• **Problem statement**
Pictures aside, write out every record exactly as it appears.

* Start Provided records *

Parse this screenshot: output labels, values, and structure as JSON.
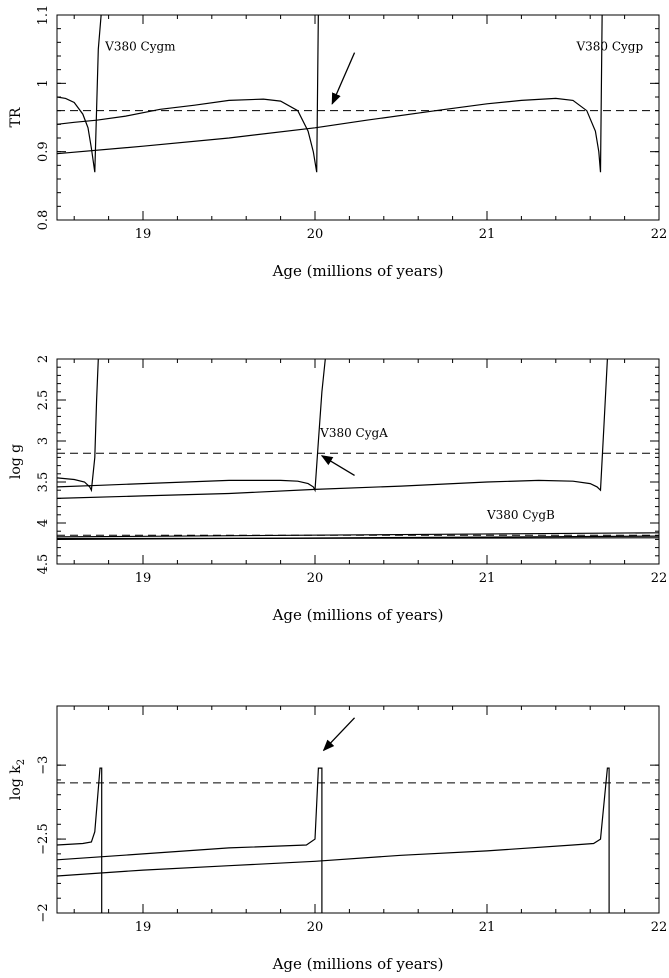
{
  "chart_data": [
    {
      "id": "tr",
      "type": "line",
      "ylabel": "TR",
      "xlabel": "Age (millions of years)",
      "xlim": [
        18.5,
        22
      ],
      "ylim": [
        0.8,
        1.1
      ],
      "y_inverted": false,
      "xticks": [
        19,
        20,
        21,
        22
      ],
      "yticks": [
        0.8,
        0.9,
        1,
        1.1
      ],
      "ytick_labels": [
        "0.8",
        "0.9",
        "1",
        "1.1"
      ],
      "annotations": [
        {
          "text": "V380 Cygm",
          "x": 18.78,
          "y": 1.048
        },
        {
          "text": "V380 Cygp",
          "x": 21.52,
          "y": 1.048
        }
      ],
      "observed_value": 0.96,
      "arrow": {
        "from": [
          20.23,
          1.045
        ],
        "to": [
          20.1,
          0.97
        ]
      },
      "series": [
        {
          "x": [
            18.5,
            18.55,
            18.6,
            18.65,
            18.68,
            18.7,
            18.72,
            18.74,
            18.76
          ],
          "y": [
            0.98,
            0.978,
            0.972,
            0.955,
            0.935,
            0.905,
            0.87,
            1.05,
            1.11
          ]
        },
        {
          "x": [
            18.5,
            18.6,
            18.73,
            18.9,
            19.1,
            19.3,
            19.5,
            19.7,
            19.8,
            19.9,
            19.96,
            19.99,
            20.01,
            20.02
          ],
          "y": [
            0.94,
            0.943,
            0.946,
            0.952,
            0.962,
            0.968,
            0.975,
            0.977,
            0.974,
            0.96,
            0.93,
            0.9,
            0.87,
            1.11
          ]
        },
        {
          "x": [
            18.5,
            19.0,
            19.5,
            20.0,
            20.3,
            20.7,
            21.0,
            21.2,
            21.4,
            21.5,
            21.58,
            21.63,
            21.65,
            21.66,
            21.67
          ],
          "y": [
            0.897,
            0.908,
            0.92,
            0.935,
            0.946,
            0.96,
            0.97,
            0.975,
            0.978,
            0.975,
            0.96,
            0.93,
            0.9,
            0.87,
            1.11
          ]
        }
      ]
    },
    {
      "id": "logg",
      "type": "line",
      "ylabel": "log g",
      "xlabel": "Age (millions of years)",
      "xlim": [
        18.5,
        22
      ],
      "ylim": [
        2,
        4.5
      ],
      "y_inverted": true,
      "xticks": [
        19,
        20,
        21,
        22
      ],
      "yticks": [
        2,
        2.5,
        3,
        3.5,
        4,
        4.5
      ],
      "ytick_labels": [
        "2",
        "2.5",
        "3",
        "3.5",
        "4",
        "4.5"
      ],
      "annotations": [
        {
          "text": "V380 CygA",
          "x": 20.03,
          "y": 2.95
        },
        {
          "text": "V380 CygB",
          "x": 21.0,
          "y": 3.95
        }
      ],
      "observed_value": 3.15,
      "observed_value_2": 4.15,
      "arrow": {
        "from": [
          20.23,
          3.42
        ],
        "to": [
          20.04,
          3.18
        ]
      },
      "series": [
        {
          "x": [
            18.5,
            18.6,
            18.66,
            18.69,
            18.7,
            18.72,
            18.73,
            18.74
          ],
          "y": [
            3.45,
            3.47,
            3.5,
            3.56,
            3.6,
            3.2,
            2.5,
            2.0
          ]
        },
        {
          "x": [
            18.5,
            18.75,
            19.0,
            19.5,
            19.8,
            19.9,
            19.96,
            19.99,
            20.0,
            20.02,
            20.04,
            20.06
          ],
          "y": [
            3.56,
            3.54,
            3.52,
            3.48,
            3.48,
            3.49,
            3.52,
            3.56,
            3.6,
            3.0,
            2.4,
            2.0
          ]
        },
        {
          "x": [
            18.5,
            19.0,
            19.5,
            20.0,
            20.5,
            21.0,
            21.3,
            21.5,
            21.6,
            21.64,
            21.66,
            21.68,
            21.7
          ],
          "y": [
            3.7,
            3.67,
            3.64,
            3.59,
            3.55,
            3.5,
            3.48,
            3.49,
            3.52,
            3.56,
            3.6,
            2.8,
            2.0
          ]
        },
        {
          "x": [
            18.5,
            22.0
          ],
          "y": [
            4.17,
            4.12
          ]
        },
        {
          "x": [
            18.5,
            22.0
          ],
          "y": [
            4.2,
            4.16
          ]
        },
        {
          "x": [
            18.5,
            22.0
          ],
          "y": [
            4.19,
            4.18
          ]
        }
      ]
    },
    {
      "id": "logk2",
      "type": "line",
      "ylabel": "log k2",
      "xlabel": "Age (millions of years)",
      "xlim": [
        18.5,
        22
      ],
      "ylim": [
        -2,
        -3.4
      ],
      "y_inverted": false,
      "xticks": [
        19,
        20,
        21,
        22
      ],
      "yticks": [
        -3,
        -2.5,
        -2
      ],
      "ytick_labels": [
        "−3",
        "−2.5",
        "−2"
      ],
      "annotations": [],
      "observed_value": -2.88,
      "arrow": {
        "from": [
          20.23,
          -3.32
        ],
        "to": [
          20.05,
          -3.1
        ]
      },
      "series": [
        {
          "x": [
            18.5,
            18.65,
            18.7,
            18.72,
            18.75,
            18.76,
            18.76
          ],
          "y": [
            -2.46,
            -2.47,
            -2.48,
            -2.55,
            -2.98,
            -2.98,
            -2.0
          ]
        },
        {
          "x": [
            18.5,
            19.0,
            19.5,
            19.95,
            20.0,
            20.02,
            20.04,
            20.04
          ],
          "y": [
            -2.36,
            -2.4,
            -2.44,
            -2.46,
            -2.5,
            -2.98,
            -2.98,
            -2.0
          ]
        },
        {
          "x": [
            18.5,
            19.0,
            19.5,
            20.0,
            20.5,
            21.0,
            21.5,
            21.62,
            21.66,
            21.7,
            21.71,
            21.71
          ],
          "y": [
            -2.25,
            -2.29,
            -2.32,
            -2.35,
            -2.39,
            -2.42,
            -2.46,
            -2.47,
            -2.5,
            -2.98,
            -2.98,
            -2.0
          ]
        }
      ]
    }
  ]
}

* End Provided records *

• **Response to this exercise**
Parse this screenshot: output labels, values, and structure as JSON.
{
  "chart_data": [
    {
      "id": "tr",
      "type": "line",
      "ylabel": "TR",
      "xlabel": "Age (millions of years)",
      "xlim": [
        18.5,
        22
      ],
      "ylim": [
        0.8,
        1.1
      ],
      "y_inverted": false,
      "xticks": [
        19,
        20,
        21,
        22
      ],
      "yticks": [
        0.8,
        0.9,
        1,
        1.1
      ],
      "ytick_labels": [
        "0.8",
        "0.9",
        "1",
        "1.1"
      ],
      "annotations": [
        {
          "text": "V380 Cygm",
          "x": 18.78,
          "y": 1.048
        },
        {
          "text": "V380 Cygp",
          "x": 21.52,
          "y": 1.048
        }
      ],
      "observed_value": 0.96,
      "arrow": {
        "from": [
          20.23,
          1.045
        ],
        "to": [
          20.1,
          0.97
        ]
      },
      "series": [
        {
          "x": [
            18.5,
            18.55,
            18.6,
            18.65,
            18.68,
            18.7,
            18.72,
            18.74,
            18.76
          ],
          "y": [
            0.98,
            0.978,
            0.972,
            0.955,
            0.935,
            0.905,
            0.87,
            1.05,
            1.11
          ]
        },
        {
          "x": [
            18.5,
            18.6,
            18.73,
            18.9,
            19.1,
            19.3,
            19.5,
            19.7,
            19.8,
            19.9,
            19.96,
            19.99,
            20.01,
            20.02
          ],
          "y": [
            0.94,
            0.943,
            0.946,
            0.952,
            0.962,
            0.968,
            0.975,
            0.977,
            0.974,
            0.96,
            0.93,
            0.9,
            0.87,
            1.11
          ]
        },
        {
          "x": [
            18.5,
            19.0,
            19.5,
            20.0,
            20.3,
            20.7,
            21.0,
            21.2,
            21.4,
            21.5,
            21.58,
            21.63,
            21.65,
            21.66,
            21.67
          ],
          "y": [
            0.897,
            0.908,
            0.92,
            0.935,
            0.946,
            0.96,
            0.97,
            0.975,
            0.978,
            0.975,
            0.96,
            0.93,
            0.9,
            0.87,
            1.11
          ]
        }
      ]
    },
    {
      "id": "logg",
      "type": "line",
      "ylabel": "log g",
      "xlabel": "Age (millions of years)",
      "xlim": [
        18.5,
        22
      ],
      "ylim": [
        2,
        4.5
      ],
      "y_inverted": true,
      "xticks": [
        19,
        20,
        21,
        22
      ],
      "yticks": [
        2,
        2.5,
        3,
        3.5,
        4,
        4.5
      ],
      "ytick_labels": [
        "2",
        "2.5",
        "3",
        "3.5",
        "4",
        "4.5"
      ],
      "annotations": [
        {
          "text": "V380 CygA",
          "x": 20.03,
          "y": 2.95
        },
        {
          "text": "V380 CygB",
          "x": 21.0,
          "y": 3.95
        }
      ],
      "observed_value": 3.15,
      "observed_value_2": 4.15,
      "arrow": {
        "from": [
          20.23,
          3.42
        ],
        "to": [
          20.04,
          3.18
        ]
      },
      "series": [
        {
          "x": [
            18.5,
            18.6,
            18.66,
            18.69,
            18.7,
            18.72,
            18.73,
            18.74
          ],
          "y": [
            3.45,
            3.47,
            3.5,
            3.56,
            3.6,
            3.2,
            2.5,
            2.0
          ]
        },
        {
          "x": [
            18.5,
            18.75,
            19.0,
            19.5,
            19.8,
            19.9,
            19.96,
            19.99,
            20.0,
            20.02,
            20.04,
            20.06
          ],
          "y": [
            3.56,
            3.54,
            3.52,
            3.48,
            3.48,
            3.49,
            3.52,
            3.56,
            3.6,
            3.0,
            2.4,
            2.0
          ]
        },
        {
          "x": [
            18.5,
            19.0,
            19.5,
            20.0,
            20.5,
            21.0,
            21.3,
            21.5,
            21.6,
            21.64,
            21.66,
            21.68,
            21.7
          ],
          "y": [
            3.7,
            3.67,
            3.64,
            3.59,
            3.55,
            3.5,
            3.48,
            3.49,
            3.52,
            3.56,
            3.6,
            2.8,
            2.0
          ]
        },
        {
          "x": [
            18.5,
            22.0
          ],
          "y": [
            4.17,
            4.12
          ]
        },
        {
          "x": [
            18.5,
            22.0
          ],
          "y": [
            4.2,
            4.16
          ]
        },
        {
          "x": [
            18.5,
            22.0
          ],
          "y": [
            4.19,
            4.18
          ]
        }
      ]
    },
    {
      "id": "logk2",
      "type": "line",
      "ylabel": "log k2",
      "xlabel": "Age (millions of years)",
      "xlim": [
        18.5,
        22
      ],
      "ylim": [
        -2,
        -3.4
      ],
      "y_inverted": false,
      "xticks": [
        19,
        20,
        21,
        22
      ],
      "yticks": [
        -3,
        -2.5,
        -2
      ],
      "ytick_labels": [
        "−3",
        "−2.5",
        "−2"
      ],
      "annotations": [],
      "observed_value": -2.88,
      "arrow": {
        "from": [
          20.23,
          -3.32
        ],
        "to": [
          20.05,
          -3.1
        ]
      },
      "series": [
        {
          "x": [
            18.5,
            18.65,
            18.7,
            18.72,
            18.75,
            18.76,
            18.76
          ],
          "y": [
            -2.46,
            -2.47,
            -2.48,
            -2.55,
            -2.98,
            -2.98,
            -2.0
          ]
        },
        {
          "x": [
            18.5,
            19.0,
            19.5,
            19.95,
            20.0,
            20.02,
            20.04,
            20.04
          ],
          "y": [
            -2.36,
            -2.4,
            -2.44,
            -2.46,
            -2.5,
            -2.98,
            -2.98,
            -2.0
          ]
        },
        {
          "x": [
            18.5,
            19.0,
            19.5,
            20.0,
            20.5,
            21.0,
            21.5,
            21.62,
            21.66,
            21.7,
            21.71,
            21.71
          ],
          "y": [
            -2.25,
            -2.29,
            -2.32,
            -2.35,
            -2.39,
            -2.42,
            -2.46,
            -2.47,
            -2.5,
            -2.98,
            -2.98,
            -2.0
          ]
        }
      ]
    }
  ]
}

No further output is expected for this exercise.